■ GIVEN TASK: The records that follow are to be transcribed in full, without their images.

■ GIVEN ENTRIES:
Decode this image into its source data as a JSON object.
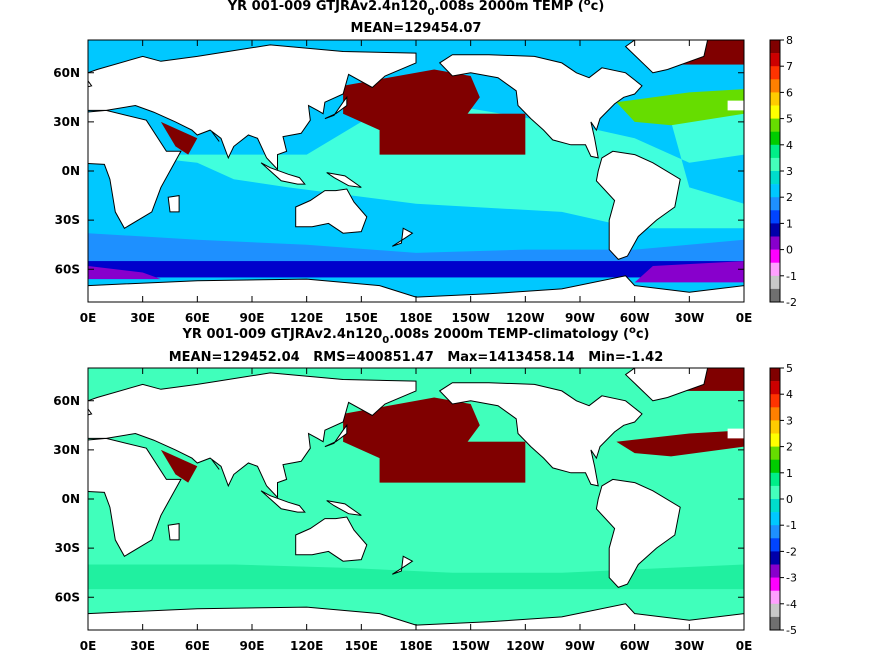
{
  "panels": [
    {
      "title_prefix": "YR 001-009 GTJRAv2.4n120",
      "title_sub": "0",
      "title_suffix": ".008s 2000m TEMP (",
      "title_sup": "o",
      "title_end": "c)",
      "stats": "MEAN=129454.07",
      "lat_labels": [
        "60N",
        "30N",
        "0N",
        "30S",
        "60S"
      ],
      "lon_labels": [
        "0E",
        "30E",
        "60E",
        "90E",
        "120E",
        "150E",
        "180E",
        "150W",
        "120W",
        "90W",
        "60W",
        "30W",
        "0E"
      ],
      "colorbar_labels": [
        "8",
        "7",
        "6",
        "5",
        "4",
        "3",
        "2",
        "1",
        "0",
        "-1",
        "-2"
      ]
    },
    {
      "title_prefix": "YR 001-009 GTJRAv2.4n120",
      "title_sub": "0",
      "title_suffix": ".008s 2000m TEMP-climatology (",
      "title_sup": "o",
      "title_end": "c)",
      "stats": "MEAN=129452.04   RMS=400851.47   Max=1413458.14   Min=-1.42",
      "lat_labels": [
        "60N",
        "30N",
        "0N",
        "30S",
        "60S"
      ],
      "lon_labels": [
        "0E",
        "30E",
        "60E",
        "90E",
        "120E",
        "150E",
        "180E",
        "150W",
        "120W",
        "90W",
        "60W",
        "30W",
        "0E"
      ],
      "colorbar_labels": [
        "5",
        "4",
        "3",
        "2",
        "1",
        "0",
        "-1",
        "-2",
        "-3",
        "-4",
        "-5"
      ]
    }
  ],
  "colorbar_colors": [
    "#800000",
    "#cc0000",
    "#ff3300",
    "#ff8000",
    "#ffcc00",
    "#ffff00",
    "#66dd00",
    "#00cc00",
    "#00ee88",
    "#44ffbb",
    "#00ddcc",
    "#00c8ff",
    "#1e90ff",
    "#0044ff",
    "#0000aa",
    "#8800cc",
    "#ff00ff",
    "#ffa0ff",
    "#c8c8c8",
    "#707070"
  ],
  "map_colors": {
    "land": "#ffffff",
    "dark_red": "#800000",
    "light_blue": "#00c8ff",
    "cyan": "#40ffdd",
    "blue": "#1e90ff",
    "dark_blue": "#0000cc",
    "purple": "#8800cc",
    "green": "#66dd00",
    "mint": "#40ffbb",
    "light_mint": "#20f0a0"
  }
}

■ SOLUTION TO THIS PROBLEM:
Decode this image into its source data as a JSON object.
{
  "panels": [
    {
      "title_prefix": "YR 001-009 GTJRAv2.4n120",
      "title_sub": "0",
      "title_suffix": ".008s 2000m TEMP (",
      "title_sup": "o",
      "title_end": "c)",
      "stats": "MEAN=129454.07",
      "lat_labels": [
        "60N",
        "30N",
        "0N",
        "30S",
        "60S"
      ],
      "lon_labels": [
        "0E",
        "30E",
        "60E",
        "90E",
        "120E",
        "150E",
        "180E",
        "150W",
        "120W",
        "90W",
        "60W",
        "30W",
        "0E"
      ],
      "colorbar_labels": [
        "8",
        "7",
        "6",
        "5",
        "4",
        "3",
        "2",
        "1",
        "0",
        "-1",
        "-2"
      ]
    },
    {
      "title_prefix": "YR 001-009 GTJRAv2.4n120",
      "title_sub": "0",
      "title_suffix": ".008s 2000m TEMP-climatology (",
      "title_sup": "o",
      "title_end": "c)",
      "stats": "MEAN=129452.04   RMS=400851.47   Max=1413458.14   Min=-1.42",
      "lat_labels": [
        "60N",
        "30N",
        "0N",
        "30S",
        "60S"
      ],
      "lon_labels": [
        "0E",
        "30E",
        "60E",
        "90E",
        "120E",
        "150E",
        "180E",
        "150W",
        "120W",
        "90W",
        "60W",
        "30W",
        "0E"
      ],
      "colorbar_labels": [
        "5",
        "4",
        "3",
        "2",
        "1",
        "0",
        "-1",
        "-2",
        "-3",
        "-4",
        "-5"
      ]
    }
  ],
  "colorbar_colors": [
    "#800000",
    "#cc0000",
    "#ff3300",
    "#ff8000",
    "#ffcc00",
    "#ffff00",
    "#66dd00",
    "#00cc00",
    "#00ee88",
    "#44ffbb",
    "#00ddcc",
    "#00c8ff",
    "#1e90ff",
    "#0044ff",
    "#0000aa",
    "#8800cc",
    "#ff00ff",
    "#ffa0ff",
    "#c8c8c8",
    "#707070"
  ],
  "map_colors": {
    "land": "#ffffff",
    "dark_red": "#800000",
    "light_blue": "#00c8ff",
    "cyan": "#40ffdd",
    "blue": "#1e90ff",
    "dark_blue": "#0000cc",
    "purple": "#8800cc",
    "green": "#66dd00",
    "mint": "#40ffbb",
    "light_mint": "#20f0a0"
  }
}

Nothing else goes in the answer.